### INSTRUCTIONS FOR THE TASK:
Pictures do not belong in the copy; quote every entry below exactly.

### SUPPLIED DATA:
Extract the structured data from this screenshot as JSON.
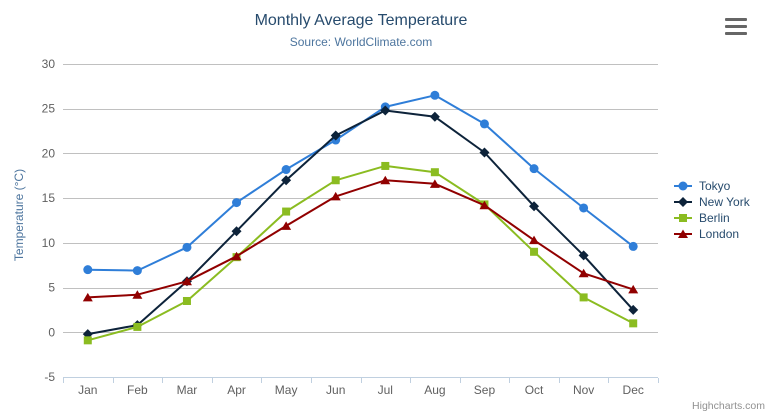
{
  "chart_data": {
    "type": "line",
    "title": "Monthly Average Temperature",
    "subtitle": "Source: WorldClimate.com",
    "xlabel": "",
    "ylabel": "Temperature (°C)",
    "categories": [
      "Jan",
      "Feb",
      "Mar",
      "Apr",
      "May",
      "Jun",
      "Jul",
      "Aug",
      "Sep",
      "Oct",
      "Nov",
      "Dec"
    ],
    "ylim": [
      -5,
      30
    ],
    "yticks": [
      -5,
      0,
      5,
      10,
      15,
      20,
      25,
      30
    ],
    "grid": true,
    "legend_position": "right",
    "credits": "Highcharts.com",
    "series": [
      {
        "name": "Tokyo",
        "color": "#2f7ed8",
        "marker": "circle",
        "values": [
          7.0,
          6.9,
          9.5,
          14.5,
          18.2,
          21.5,
          25.2,
          26.5,
          23.3,
          18.3,
          13.9,
          9.6
        ]
      },
      {
        "name": "New York",
        "color": "#0d233a",
        "marker": "diamond",
        "values": [
          -0.2,
          0.8,
          5.7,
          11.3,
          17.0,
          22.0,
          24.8,
          24.1,
          20.1,
          14.1,
          8.6,
          2.5
        ]
      },
      {
        "name": "Berlin",
        "color": "#8bbc21",
        "marker": "square",
        "values": [
          -0.9,
          0.6,
          3.5,
          8.4,
          13.5,
          17.0,
          18.6,
          17.9,
          14.3,
          9.0,
          3.9,
          1.0
        ]
      },
      {
        "name": "London",
        "color": "#910000",
        "marker": "triangle",
        "values": [
          3.9,
          4.2,
          5.7,
          8.5,
          11.9,
          15.2,
          17.0,
          16.6,
          14.2,
          10.3,
          6.6,
          4.8
        ]
      }
    ]
  },
  "styles": {
    "title_color": "#274b6d",
    "subtitle_color": "#4d759e",
    "axis_label_color": "#606060",
    "gridline_color": "#C0C0C0",
    "axis_line_color": "#C0D0E0",
    "legend_text_color": "#274b6d",
    "credits_color": "#909090"
  }
}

### EXERCISE OUTPUT:
Extract the structured data from this screenshot as JSON.
{
  "chart_data": {
    "type": "line",
    "title": "Monthly Average Temperature",
    "subtitle": "Source: WorldClimate.com",
    "xlabel": "",
    "ylabel": "Temperature (°C)",
    "categories": [
      "Jan",
      "Feb",
      "Mar",
      "Apr",
      "May",
      "Jun",
      "Jul",
      "Aug",
      "Sep",
      "Oct",
      "Nov",
      "Dec"
    ],
    "ylim": [
      -5,
      30
    ],
    "yticks": [
      -5,
      0,
      5,
      10,
      15,
      20,
      25,
      30
    ],
    "grid": true,
    "legend_position": "right",
    "credits": "Highcharts.com",
    "series": [
      {
        "name": "Tokyo",
        "color": "#2f7ed8",
        "marker": "circle",
        "values": [
          7.0,
          6.9,
          9.5,
          14.5,
          18.2,
          21.5,
          25.2,
          26.5,
          23.3,
          18.3,
          13.9,
          9.6
        ]
      },
      {
        "name": "New York",
        "color": "#0d233a",
        "marker": "diamond",
        "values": [
          -0.2,
          0.8,
          5.7,
          11.3,
          17.0,
          22.0,
          24.8,
          24.1,
          20.1,
          14.1,
          8.6,
          2.5
        ]
      },
      {
        "name": "Berlin",
        "color": "#8bbc21",
        "marker": "square",
        "values": [
          -0.9,
          0.6,
          3.5,
          8.4,
          13.5,
          17.0,
          18.6,
          17.9,
          14.3,
          9.0,
          3.9,
          1.0
        ]
      },
      {
        "name": "London",
        "color": "#910000",
        "marker": "triangle",
        "values": [
          3.9,
          4.2,
          5.7,
          8.5,
          11.9,
          15.2,
          17.0,
          16.6,
          14.2,
          10.3,
          6.6,
          4.8
        ]
      }
    ]
  },
  "styles": {
    "title_color": "#274b6d",
    "subtitle_color": "#4d759e",
    "axis_label_color": "#606060",
    "gridline_color": "#C0C0C0",
    "axis_line_color": "#C0D0E0",
    "legend_text_color": "#274b6d",
    "credits_color": "#909090"
  }
}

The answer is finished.